Mesdames et Messieurs de cette vénérable assemblée,

 

S’il est un mot de la langue française dont le succès ne faiblit pas, dans son utilisation comme dans son imitation, c’est bien le mot « fesse », au singulier comme au pluriel. On ne compte pas, non plus, les synonymes et les expressions imagées pour le désigner. Et si nous devions à présent nous livrer à un petit exercice de surenchère syntaxique sur ce thème, nul doute que le jeu entamé durerait quelque temps avant de s’épuiser, faute de vocabulaire.

Pour ma part, je ne retiendrai qu’un terme pour vous parler ce soir, car celui-ci me renvoie à une certaine part de mon enfance.

 

Je vais aller me laver l’oignon disait mon père, quand neuf heures du soir sonnaient au clocher de l’église, signifiant ainsi au reste de la famille qu’il était sur le point d’aller se coucher et qu’auparavant il procéderait à ses ablutions intimes, postérieures et vespérales. De cette manière, il donnait le ton d’une éducation faite à la fois d’une hygiène corporelle scrupuleuse, d’un respect strict des horaires, et d’une maîtrise de la langue française qui, si elle n’était pas académique, prouvait au moins sa parfaite connaissance des synonymes pour désigner les fesses.

Aujourd’hui, puisque c’est ce qui m’amène parmi vous, j’aimerais vous parler des miennes, afin qu’il ne subsiste, entre nous, aucune ambiguïté quant à ma candidature. Je préfère vous parler franchement.

Il fut un temps, dans le clergé, et aussi dans une ancienne franc- maçonnerie, où la règle des « trois B » s’appliquait, paraît-il. Pour prétendre appartenir à l’une de ces institutions, il ne fallait être ni bègue, ni borgne, ni bancal. Ne connaissant votre confrérie que de réputation, j’ignore si cette règle s’appliqua, ou s’applique encore ici, en d’autres termes s’il y a des critères de fesses rédhibitoires où les flasques, les fondantes, et les fluettes constitueraient ici la règle des «trois F » et me tiendraient interdit de séjour parmi vous. Si cela devait être le cas, autant me le dire tout de suite.

- Travail demandé
- A) Dans le discours sur les fesses, que disait le père quand neuf heures du soir sonnaient au clocher de l’église ?
- B) Prolongez le discours sur les fesses en reprenant juste après sa dernière phrase.
Les entrées ci-dessous forment un ensemble à part, sans rapport avec le discours.

- Données fournies
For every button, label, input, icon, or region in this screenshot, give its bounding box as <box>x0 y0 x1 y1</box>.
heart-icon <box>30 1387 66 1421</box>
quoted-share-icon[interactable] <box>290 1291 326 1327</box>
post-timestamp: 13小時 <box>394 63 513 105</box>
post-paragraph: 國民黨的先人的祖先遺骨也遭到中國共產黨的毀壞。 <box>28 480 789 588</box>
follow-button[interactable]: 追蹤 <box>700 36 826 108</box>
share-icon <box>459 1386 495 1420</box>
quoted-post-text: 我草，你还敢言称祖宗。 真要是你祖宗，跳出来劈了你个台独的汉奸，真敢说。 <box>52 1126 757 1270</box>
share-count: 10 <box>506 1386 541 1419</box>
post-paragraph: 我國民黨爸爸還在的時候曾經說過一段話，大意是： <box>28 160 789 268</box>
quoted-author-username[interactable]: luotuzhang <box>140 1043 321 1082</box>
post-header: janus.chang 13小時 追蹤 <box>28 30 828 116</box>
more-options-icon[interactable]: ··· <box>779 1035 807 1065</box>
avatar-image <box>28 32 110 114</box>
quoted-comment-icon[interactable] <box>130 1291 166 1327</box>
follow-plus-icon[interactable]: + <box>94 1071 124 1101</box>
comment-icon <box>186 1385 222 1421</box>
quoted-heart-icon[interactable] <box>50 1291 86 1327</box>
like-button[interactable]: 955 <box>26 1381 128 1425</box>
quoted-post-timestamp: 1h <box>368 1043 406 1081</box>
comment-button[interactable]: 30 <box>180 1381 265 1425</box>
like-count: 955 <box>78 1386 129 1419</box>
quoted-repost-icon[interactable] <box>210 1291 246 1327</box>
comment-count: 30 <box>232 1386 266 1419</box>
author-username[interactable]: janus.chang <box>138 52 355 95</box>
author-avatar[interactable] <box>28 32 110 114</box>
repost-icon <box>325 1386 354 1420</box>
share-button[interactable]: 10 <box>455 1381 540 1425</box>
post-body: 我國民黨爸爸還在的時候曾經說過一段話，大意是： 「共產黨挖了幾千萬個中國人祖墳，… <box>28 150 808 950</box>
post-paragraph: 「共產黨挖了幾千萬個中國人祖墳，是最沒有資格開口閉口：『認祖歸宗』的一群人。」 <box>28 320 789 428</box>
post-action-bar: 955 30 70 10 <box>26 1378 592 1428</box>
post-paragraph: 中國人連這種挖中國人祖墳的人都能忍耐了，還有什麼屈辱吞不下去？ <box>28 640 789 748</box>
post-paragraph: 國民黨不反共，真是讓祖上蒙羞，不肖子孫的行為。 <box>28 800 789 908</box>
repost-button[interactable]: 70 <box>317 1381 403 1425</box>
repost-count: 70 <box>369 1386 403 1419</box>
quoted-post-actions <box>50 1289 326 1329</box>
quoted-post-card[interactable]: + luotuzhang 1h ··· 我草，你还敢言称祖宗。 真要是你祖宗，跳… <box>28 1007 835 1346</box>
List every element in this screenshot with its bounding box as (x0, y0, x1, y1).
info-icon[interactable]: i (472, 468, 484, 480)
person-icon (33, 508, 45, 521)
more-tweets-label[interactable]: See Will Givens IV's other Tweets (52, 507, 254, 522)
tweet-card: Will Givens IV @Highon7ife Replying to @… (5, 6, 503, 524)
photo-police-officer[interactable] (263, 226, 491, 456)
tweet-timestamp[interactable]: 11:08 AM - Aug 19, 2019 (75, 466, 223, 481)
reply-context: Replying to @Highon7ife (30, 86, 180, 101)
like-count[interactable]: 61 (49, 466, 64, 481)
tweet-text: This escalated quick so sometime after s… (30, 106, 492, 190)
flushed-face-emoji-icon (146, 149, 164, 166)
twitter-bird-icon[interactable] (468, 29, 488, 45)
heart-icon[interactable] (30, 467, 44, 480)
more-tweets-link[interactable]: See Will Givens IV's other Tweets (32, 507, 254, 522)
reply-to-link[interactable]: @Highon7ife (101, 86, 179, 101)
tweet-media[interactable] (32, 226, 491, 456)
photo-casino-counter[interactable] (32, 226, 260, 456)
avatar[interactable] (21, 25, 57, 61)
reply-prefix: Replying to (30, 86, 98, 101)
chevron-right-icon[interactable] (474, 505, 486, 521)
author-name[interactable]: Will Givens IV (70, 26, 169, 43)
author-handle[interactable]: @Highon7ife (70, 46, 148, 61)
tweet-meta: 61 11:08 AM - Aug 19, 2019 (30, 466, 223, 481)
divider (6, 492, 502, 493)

- Réponses fournies
- A) Il disait : « Je vais aller me laver l’oignon. »

- B)
Car je souffre malheureusement d’une minuscule tare : celle de posséder la fesse pointue.

Cette particularité héréditaire, cette coquetterie devrais-je dire, due essentiellement à la finesse de mes muscles fessiers, voire à leur absence, si elle m’a valu quelques succès au moment des foires régionales et à la fin de quelques banquets, peut être aussi vécue, au moment de l’adolescence, comme un handicap, et je voudrais en témoigner. Car quand d’autres garnements usaient leurs blue-jeans aux genoux au point de les trouer, je devais, pour ma part, me résigner à ne ramener les miens troués qu’au derrière, à force de me trémousser sur mon siège. Par la suite, à la maison, certaines chaises cannées me furent définitivement interdites d’accès pour cause de crevaisons à répétition. Le paroxysme fut atteint le jour où je défonçais totalement l’assise du magnifique fauteuil en osier ayant appartenu à la grand-mère. Ce crime de fesse majesté ne me fut jamais pardonné. Et on me condamna, à perpétuité, au tabouret de formica bleu.

Vous le voyez, j’ai passé des années bien cruelles, le plus souvent debout, ce qui finit tout de même par être un peu épuisant.

Par la suite, je suis devenu fonctionnaire. Cela aussi est épuisant. Surtout l’ennui qui va avec.

On le sait, la fonction principale du fonctionnaire, si j’ose une triple redondance, c’est d’abord  de fonctionner mais aussi d’être assis et d’attendre. Quant à moi, j’attends depuis presque trente ans. J’ai calculé : cela fait à peu près cinquante quatre mille heures à rester assis. Je vous laisse deviner le nombre de fonds de culotte et l’argent que ça représente sur le budget habillement, alors que ma carrière n’est pas encore terminée.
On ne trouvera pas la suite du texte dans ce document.